AIM: Pull out each line of the data that includes the word "территорий".
________
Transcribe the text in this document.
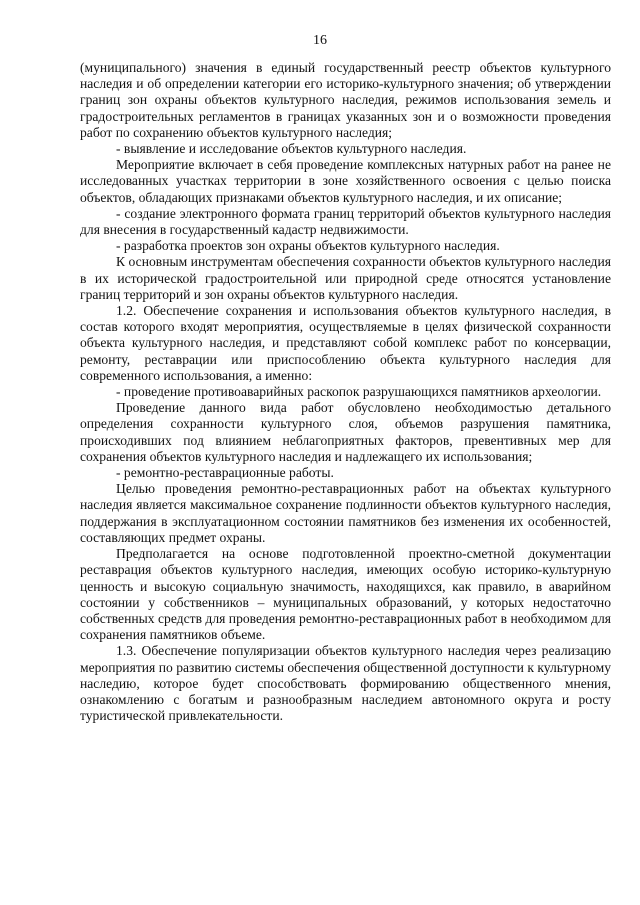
16

(муниципального) значения в единый государственный реестр объектов культурного наследия и об определении категории его историко-культурного значения; об утверждении границ зон охраны объектов культурного наследия, режимов использования земель и градостроительных регламентов в границах указанных зон и о возможности проведения работ по сохранению объектов культурного наследия;

- выявление и исследование объектов культурного наследия.

Мероприятие включает в себя проведение комплексных натурных работ на ранее не исследованных участках территории в зоне хозяйственного освоения с целью поиска объектов, обладающих признаками объектов культурного наследия, и их описание;

- создание электронного формата границ территорий объектов культурного наследия для внесения в государственный кадастр недвижимости.

- разработка проектов зон охраны объектов культурного наследия.

К основным инструментам обеспечения сохранности объектов культурного наследия в их исторической градостроительной или природной среде относятся установление границ территорий и зон охраны объектов культурного наследия.

1.2. Обеспечение сохранения и использования объектов культурного наследия, в состав которого входят мероприятия, осуществляемые в целях физической сохранности объекта культурного наследия, и представляют собой комплекс работ по консервации, ремонту, реставрации или приспособлению объекта культурного наследия для современного использования, а именно:

- проведение противоаварийных раскопок разрушающихся памятников археологии.

Проведение данного вида работ обусловлено необходимостью детального определения сохранности культурного слоя, объемов разрушения памятника, происходивших под влиянием неблагоприятных факторов, превентивных мер для сохранения объектов культурного наследия и надлежащего их использования;

- ремонтно-реставрационные работы.

Целью проведения ремонтно-реставрационных работ на объектах культурного наследия является максимальное сохранение подлинности объектов культурного наследия, поддержания в эксплуатационном состоянии памятников без изменения их особенностей, составляющих предмет охраны.

Предполагается на основе подготовленной проектно-сметной документации реставрация объектов культурного наследия, имеющих особую историко-культурную ценность и высокую социальную значимость, находящихся, как правило, в аварийном состоянии у собственников – муниципальных образований, у которых недостаточно собственных средств для проведения ремонтно-реставрационных работ в необходимом для сохранения памятников объеме.

1.3. Обеспечение популяризации объектов культурного наследия через реализацию мероприятия по развитию системы обеспечения общественной доступности к культурному наследию, которое будет способствовать формированию общественного мнения, ознакомлению с богатым и разнообразным наследием автономного округа и росту туристической привлекательности.
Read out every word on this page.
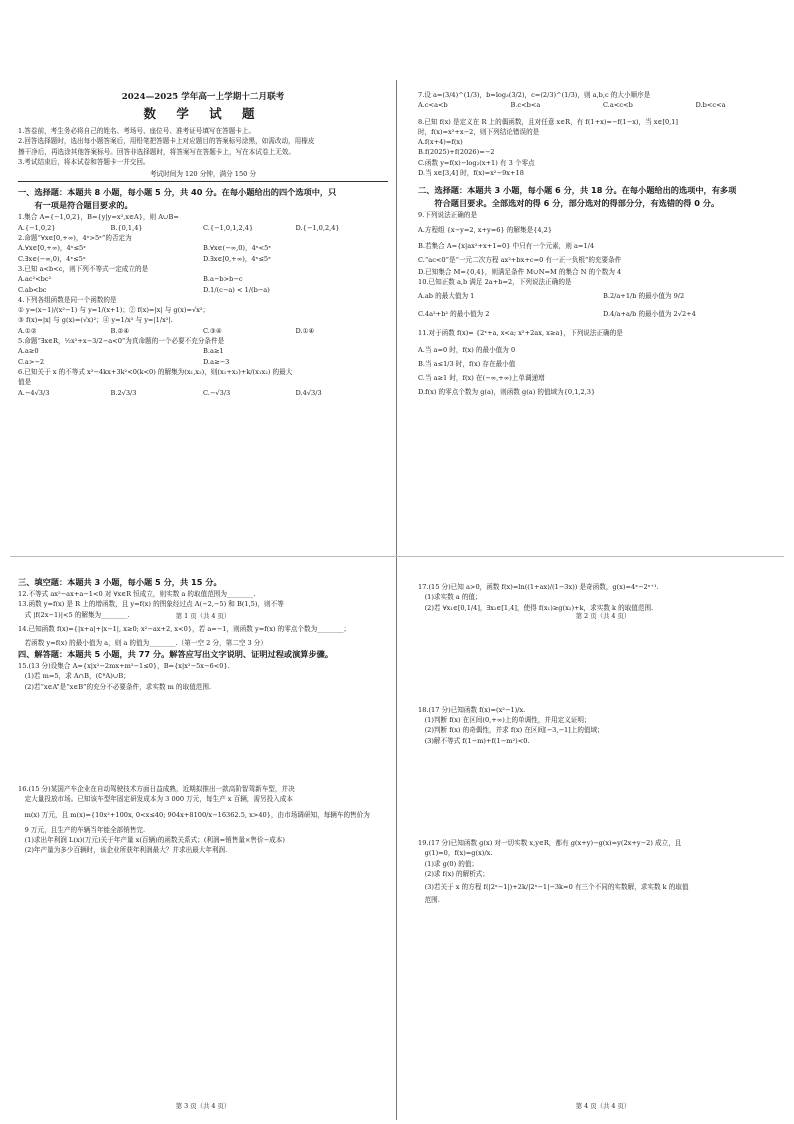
2024—2025 学年高一上学期十二月联考
数 学 试 题
1.答卷前，考生务必将自己的姓名、考场号、座位号、准考证号填写在答题卡上。
2.回答选择题时，选出每小题答案后，用铅笔把答题卡上对应题目的答案标号涂黑，如需改动，用橡皮
擦干净后，再选涂其他答案标号。回答非选择题时，将答案写在答题卡上，写在本试卷上无效。
3.考试结束后，将本试卷和答题卡一并交回。
考试时间为 120 分钟，满分 150 分
一、选择题：本题共 8 小题，每小题 5 分，共 40 分。在每小题给出的四个选项中，只
　　有一项是符合题目要求的。
1.集合 A={−1,0,2}，B={y|y=x²,x∈A}，则 A∪B=
A.{−1,0,2}	B.{0,1,4}	C.{−1,0,1,2,4}	D.{−1,0,2,4}
2.命题“∀x∈[0,+∞)，4ˣ>5ˣ”的否定为
A.∀x∈[0,+∞)，4ˣ≤5ˣ	B.∀x∈(−∞,0)，4ˣ<5ˣ
C.∃x∈(−∞,0)，4ˣ≤5ˣ	D.∃x∈[0,+∞)，4ˣ≤5ˣ
3.已知 a<b<c，则下列不等式一定成立的是
A.ac²<bc²	B.a−b>b−c
C.ab<bc	D.1/(c−a) < 1/(b−a)
4.下列各组函数是同一个函数的是
① y=(x−1)/(x²−1) 与 y=1/(x+1)；② f(x)=|x| 与 g(x)=√x²；
③ f(x)=|x| 与 g(x)=(√x)²；④ y=1/x² 与 y=|1/x²|.
A.①②	B.②④	C.③④	D.①④
5.命题“∃x∈R，½x²+x−3/2−a<0”为真命题的一个必要不充分条件是
A.a≥0	B.a≥1
C.a>−2	D.a≥−3
6.已知关于 x 的不等式 x²−4kx+3k²<0(k<0) 的解集为(x₁,x₂)，则(x₁+x₂)+k/(x₁x₂) 的最大
值是
A.−4√3/3	B.2√3/3	C.−√3/3	D.4√3/3
第 1 页（共 4 页）
7.设 a=(3/4)^(1/3)，b=log₃(3/2)，c=(2/3)^(1/3)，则 a,b,c 的大小顺序是
A.c<a<b	B.c<b<a	C.a<c<b	D.b<c<a
8.已知 f(x) 是定义在 R 上的偶函数，且对任意 x∈R，有 f(1+x)=−f(1−x)，当 x∈[0,1]
时，f(x)=x²+x−2，则下列结论错误的是
A.f(x+4)=f(x)
B.f(2025)+f(2026)=−2
C.函数 y=f(x)−log₂(x+1) 有 3 个零点
D.当 x∈[3,4] 时，f(x)=x²−9x+18
二、选择题：本题共 3 小题，每小题 6 分，共 18 分。在每小题给出的选项中，有多项
　　符合题目要求。全部选对的得 6 分，部分选对的得部分分，有选错的得 0 分。
9.下列说法正确的是
A.方程组 {x−y=2, x+y=6} 的解集是{4,2}
B.若集合 A={x|ax²+x+1=0} 中只有一个元素，则 a=1/4
C.“ac<0”是“一元二次方程 ax²+bx+c=0 有一正一负根”的充要条件
D.已知集合 M={0,4}，则满足条件 M∪N=M 的集合 N 的个数为 4
10.已知正数 a,b 满足 2a+b=2，下列说法正确的是
A.ab 的最大值为 1	B.2/a+1/b 的最小值为 9/2
C.4a²+b² 的最小值为 2	D.4/a+a/b 的最小值为 2√2+4
11.对于函数 f(x)= {2ˣ+a, x<a; x²+2ax, x≥a}，下列说法正确的是
A.当 a=0 时，f(x) 的最小值为 0
B.当 a≤1/3 时，f(x) 存在最小值
C.当 a≥1 时，f(x) 在(−∞,+∞)上单调递增
D.f(x) 的零点个数为 g(a)，则函数 g(a) 的值域为{0,1,2,3}
第 2 页（共 4 页）
三、填空题：本题共 3 小题，每小题 5 分，共 15 分。
12.不等式 ax²−ax+a−1<0 对 ∀x∈R 恒成立，则实数 a 的取值范围为________.
13.函数 y=f(x) 是 R 上的增函数，且 y=f(x) 的图象经过点 A(−2,−5) 和 B(1,5)，则不等
　式 |f(2x−1)|<5 的解集为________.
14.已知函数 f(x)={|x+a|+|x−1|, x≥0; x²−ax+2, x<0}，若 a=−1，则函数 y=f(x) 的零点个数为________；
　若函数 y=f(x) 的最小值为 a，则 a 的值为________.（第一空 2 分，第二空 3 分）
四、解答题：本题共 5 小题，共 77 分。解答应写出文字说明、证明过程或演算步骤。
15.(13 分)设集合 A={x|x²−2mx+m²−1≤0}，B={x|x²−5x−6<0}.
　(1)若 m=5，求 A∩B，(∁ᴿA)∪B；
　(2)若“x∈A”是“x∈B”的充分不必要条件，求实数 m 的取值范围.
16.(15 分)某国产车企业在自动驾驶技术方面日益成熟，近期拟推出一款高阶智驾新车型，并决
　定大量投放市场。已知该车型年固定研发成本为 3 000 万元，每生产 x 百辆，需另投入成本
　m(x) 万元，且 m(x)={10x²+100x, 0<x≤40; 904x+8100/x−16362.5, x>40}，由市场调研知，每辆车的售价为
　9 万元，且生产的车辆当年能全部销售完.
　(1)求出年利润 L(x)(万元)关于年产量 x(百辆)的函数关系式；(利润=销售量×售价−成本)
　(2)年产量为多少百辆时，该企业所获年利润最大？并求出最大年利润.
第 3 页（共 4 页）
17.(15 分)已知 a>0，函数 f(x)=ln((1+ax)/(1−3x)) 是奇函数，g(x)=4ˣ−2ˣ⁺¹.
　(1)求实数 a 的值；
　(2)若 ∀x₁∈[0,1/4]，∃x₂∈[1,4]，使得 f(x₁)≥g(x₂)+k，求实数 k 的取值范围.
18.(17 分)已知函数 f(x)=(x²−1)/x.
　(1)判断 f(x) 在区间(0,+∞)上的单调性，并用定义证明；
　(2)判断 f(x) 的奇偶性，并求 f(x) 在区间[−3,−1]上的值域；
　(3)解不等式 f(1−m)+f(1−m²)<0.
19.(17 分)已知函数 g(x) 对一切实数 x,y∈R，都有 g(x+y)−g(x)=y(2x+y−2) 成立，且
　g(1)=0，f(x)=g(x)/x.
　(1)求 g(0) 的值；
　(2)求 f(x) 的解析式；
　(3)若关于 x 的方程 f(|2ˣ−1|)+2k/|2ˣ−1|−3k=0 有三个不同的实数解，求实数 k 的取值
　范围.
第 4 页（共 4 页）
________
OUTPUT FOR THIS EXERCISE:
- создание электронного формата границ территорий объектов культурного наследия для внесения в государственный кадастр недвижимости.
К основным инструментам обеспечения сохранности объектов культурного наследия в их исторической градостроительной или природной среде относятся установление границ территорий и зон охраны объектов культурного наследия.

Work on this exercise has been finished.